[What you need to do]
What is the number of lines in these entries that contain "upper"? State it alone.

[Data rows]
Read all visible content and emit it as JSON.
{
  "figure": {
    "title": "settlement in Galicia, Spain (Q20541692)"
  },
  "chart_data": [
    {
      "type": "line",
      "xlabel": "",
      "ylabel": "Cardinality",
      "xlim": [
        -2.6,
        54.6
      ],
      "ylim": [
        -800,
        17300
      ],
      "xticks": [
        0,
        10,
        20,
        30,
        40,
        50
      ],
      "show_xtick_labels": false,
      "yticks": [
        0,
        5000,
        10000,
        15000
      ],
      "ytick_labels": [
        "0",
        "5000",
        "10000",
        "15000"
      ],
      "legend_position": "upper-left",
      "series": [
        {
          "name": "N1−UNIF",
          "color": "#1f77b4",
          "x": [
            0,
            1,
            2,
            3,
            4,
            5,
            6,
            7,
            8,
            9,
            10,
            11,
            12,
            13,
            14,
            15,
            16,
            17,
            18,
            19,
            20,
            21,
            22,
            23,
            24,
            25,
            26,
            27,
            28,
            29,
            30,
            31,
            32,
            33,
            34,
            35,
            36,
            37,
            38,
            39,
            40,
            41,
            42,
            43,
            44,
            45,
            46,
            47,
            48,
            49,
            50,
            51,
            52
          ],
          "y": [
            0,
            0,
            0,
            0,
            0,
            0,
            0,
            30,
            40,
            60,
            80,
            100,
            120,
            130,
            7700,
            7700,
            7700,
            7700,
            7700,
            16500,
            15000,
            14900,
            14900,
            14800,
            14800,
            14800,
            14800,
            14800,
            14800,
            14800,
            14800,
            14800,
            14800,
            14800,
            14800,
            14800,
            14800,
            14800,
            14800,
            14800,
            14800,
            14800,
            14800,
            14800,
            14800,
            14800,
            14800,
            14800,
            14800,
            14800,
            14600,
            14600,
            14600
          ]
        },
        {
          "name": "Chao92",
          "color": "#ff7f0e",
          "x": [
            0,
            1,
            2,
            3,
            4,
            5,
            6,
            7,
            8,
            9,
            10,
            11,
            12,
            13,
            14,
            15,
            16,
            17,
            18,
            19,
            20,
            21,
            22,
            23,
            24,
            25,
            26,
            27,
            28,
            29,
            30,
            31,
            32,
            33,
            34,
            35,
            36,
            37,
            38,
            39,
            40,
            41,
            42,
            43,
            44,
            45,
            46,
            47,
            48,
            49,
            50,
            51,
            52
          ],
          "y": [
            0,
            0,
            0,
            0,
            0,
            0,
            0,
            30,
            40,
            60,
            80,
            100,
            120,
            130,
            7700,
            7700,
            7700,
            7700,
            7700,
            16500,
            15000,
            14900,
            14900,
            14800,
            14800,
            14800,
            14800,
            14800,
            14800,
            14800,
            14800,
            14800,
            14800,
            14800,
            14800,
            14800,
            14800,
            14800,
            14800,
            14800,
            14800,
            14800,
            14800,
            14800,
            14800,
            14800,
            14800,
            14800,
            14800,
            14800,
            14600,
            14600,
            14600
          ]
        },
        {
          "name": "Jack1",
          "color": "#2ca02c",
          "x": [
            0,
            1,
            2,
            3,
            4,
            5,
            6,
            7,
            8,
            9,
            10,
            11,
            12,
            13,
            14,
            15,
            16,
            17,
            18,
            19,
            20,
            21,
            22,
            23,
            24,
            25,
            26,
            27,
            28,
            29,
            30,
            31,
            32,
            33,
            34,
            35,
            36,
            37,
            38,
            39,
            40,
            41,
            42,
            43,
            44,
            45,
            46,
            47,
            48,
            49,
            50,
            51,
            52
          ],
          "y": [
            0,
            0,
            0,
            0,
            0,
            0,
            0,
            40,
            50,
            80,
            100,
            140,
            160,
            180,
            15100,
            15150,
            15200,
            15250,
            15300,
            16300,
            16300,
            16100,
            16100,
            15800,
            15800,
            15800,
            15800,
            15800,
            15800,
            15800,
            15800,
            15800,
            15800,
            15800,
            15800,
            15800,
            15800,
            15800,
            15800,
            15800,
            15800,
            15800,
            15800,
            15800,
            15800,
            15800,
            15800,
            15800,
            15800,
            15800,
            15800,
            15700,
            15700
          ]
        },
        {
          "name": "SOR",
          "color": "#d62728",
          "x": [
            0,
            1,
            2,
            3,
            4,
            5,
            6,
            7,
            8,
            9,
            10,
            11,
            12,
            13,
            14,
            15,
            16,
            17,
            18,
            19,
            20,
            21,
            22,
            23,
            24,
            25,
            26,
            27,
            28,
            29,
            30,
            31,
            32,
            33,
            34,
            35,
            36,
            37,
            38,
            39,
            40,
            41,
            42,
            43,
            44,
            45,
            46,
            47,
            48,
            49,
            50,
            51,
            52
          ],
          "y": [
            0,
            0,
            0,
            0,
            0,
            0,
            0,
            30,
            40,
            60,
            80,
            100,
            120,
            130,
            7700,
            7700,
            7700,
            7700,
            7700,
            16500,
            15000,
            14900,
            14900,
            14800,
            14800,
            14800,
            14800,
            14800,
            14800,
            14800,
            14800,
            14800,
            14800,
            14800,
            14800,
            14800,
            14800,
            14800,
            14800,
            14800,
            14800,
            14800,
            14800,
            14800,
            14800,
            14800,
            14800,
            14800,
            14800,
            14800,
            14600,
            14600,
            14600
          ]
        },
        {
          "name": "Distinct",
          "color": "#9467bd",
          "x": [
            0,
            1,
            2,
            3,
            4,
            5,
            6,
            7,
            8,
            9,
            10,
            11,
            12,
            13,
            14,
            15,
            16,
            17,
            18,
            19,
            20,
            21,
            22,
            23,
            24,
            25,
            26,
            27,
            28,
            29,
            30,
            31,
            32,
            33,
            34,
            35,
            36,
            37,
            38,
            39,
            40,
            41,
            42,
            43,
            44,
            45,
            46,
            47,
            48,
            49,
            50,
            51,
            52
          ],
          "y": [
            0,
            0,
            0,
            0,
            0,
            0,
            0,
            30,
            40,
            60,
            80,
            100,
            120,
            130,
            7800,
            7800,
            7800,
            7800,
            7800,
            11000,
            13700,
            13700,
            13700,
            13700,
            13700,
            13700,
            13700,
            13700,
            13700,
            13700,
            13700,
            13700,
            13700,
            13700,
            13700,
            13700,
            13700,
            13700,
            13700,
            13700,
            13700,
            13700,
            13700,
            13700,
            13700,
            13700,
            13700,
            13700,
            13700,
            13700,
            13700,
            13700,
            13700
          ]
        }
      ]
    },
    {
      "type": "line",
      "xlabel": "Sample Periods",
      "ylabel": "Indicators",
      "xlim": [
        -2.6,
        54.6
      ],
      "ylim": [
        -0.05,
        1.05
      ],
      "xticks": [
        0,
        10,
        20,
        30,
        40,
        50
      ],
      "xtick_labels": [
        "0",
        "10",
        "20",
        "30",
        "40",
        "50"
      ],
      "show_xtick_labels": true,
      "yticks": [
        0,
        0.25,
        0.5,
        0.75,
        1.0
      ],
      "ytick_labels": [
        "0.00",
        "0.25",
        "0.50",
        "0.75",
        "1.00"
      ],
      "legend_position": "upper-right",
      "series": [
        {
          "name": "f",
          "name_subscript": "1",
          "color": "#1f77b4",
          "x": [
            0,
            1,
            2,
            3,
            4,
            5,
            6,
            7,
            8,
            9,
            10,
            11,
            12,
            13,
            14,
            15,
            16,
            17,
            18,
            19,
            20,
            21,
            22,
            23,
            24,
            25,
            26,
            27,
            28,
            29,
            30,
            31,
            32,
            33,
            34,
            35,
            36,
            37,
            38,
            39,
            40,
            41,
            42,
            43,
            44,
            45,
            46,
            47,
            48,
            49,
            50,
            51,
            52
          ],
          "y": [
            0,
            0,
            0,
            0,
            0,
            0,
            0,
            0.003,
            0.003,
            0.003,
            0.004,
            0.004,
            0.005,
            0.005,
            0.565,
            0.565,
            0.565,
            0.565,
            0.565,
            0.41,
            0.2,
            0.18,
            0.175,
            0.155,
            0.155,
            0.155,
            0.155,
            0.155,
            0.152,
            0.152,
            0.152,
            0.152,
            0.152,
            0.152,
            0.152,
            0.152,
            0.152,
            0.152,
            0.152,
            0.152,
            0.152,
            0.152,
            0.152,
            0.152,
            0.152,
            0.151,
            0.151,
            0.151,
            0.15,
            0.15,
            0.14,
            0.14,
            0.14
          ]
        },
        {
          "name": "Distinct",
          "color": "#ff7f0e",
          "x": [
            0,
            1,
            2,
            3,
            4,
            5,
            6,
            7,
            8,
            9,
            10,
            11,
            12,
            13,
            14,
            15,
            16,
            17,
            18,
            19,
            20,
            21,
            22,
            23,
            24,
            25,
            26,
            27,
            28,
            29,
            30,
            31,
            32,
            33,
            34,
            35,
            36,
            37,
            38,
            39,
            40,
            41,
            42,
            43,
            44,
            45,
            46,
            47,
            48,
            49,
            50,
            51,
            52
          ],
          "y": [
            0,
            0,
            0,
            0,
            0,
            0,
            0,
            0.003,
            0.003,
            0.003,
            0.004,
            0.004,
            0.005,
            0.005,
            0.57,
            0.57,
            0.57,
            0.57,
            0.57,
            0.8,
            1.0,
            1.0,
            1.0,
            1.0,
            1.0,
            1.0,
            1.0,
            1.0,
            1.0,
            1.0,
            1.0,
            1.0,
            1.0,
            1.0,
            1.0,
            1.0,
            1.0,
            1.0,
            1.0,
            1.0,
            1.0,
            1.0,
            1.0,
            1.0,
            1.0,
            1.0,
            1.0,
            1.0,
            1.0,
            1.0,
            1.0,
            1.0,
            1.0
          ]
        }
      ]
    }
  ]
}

[Response]
2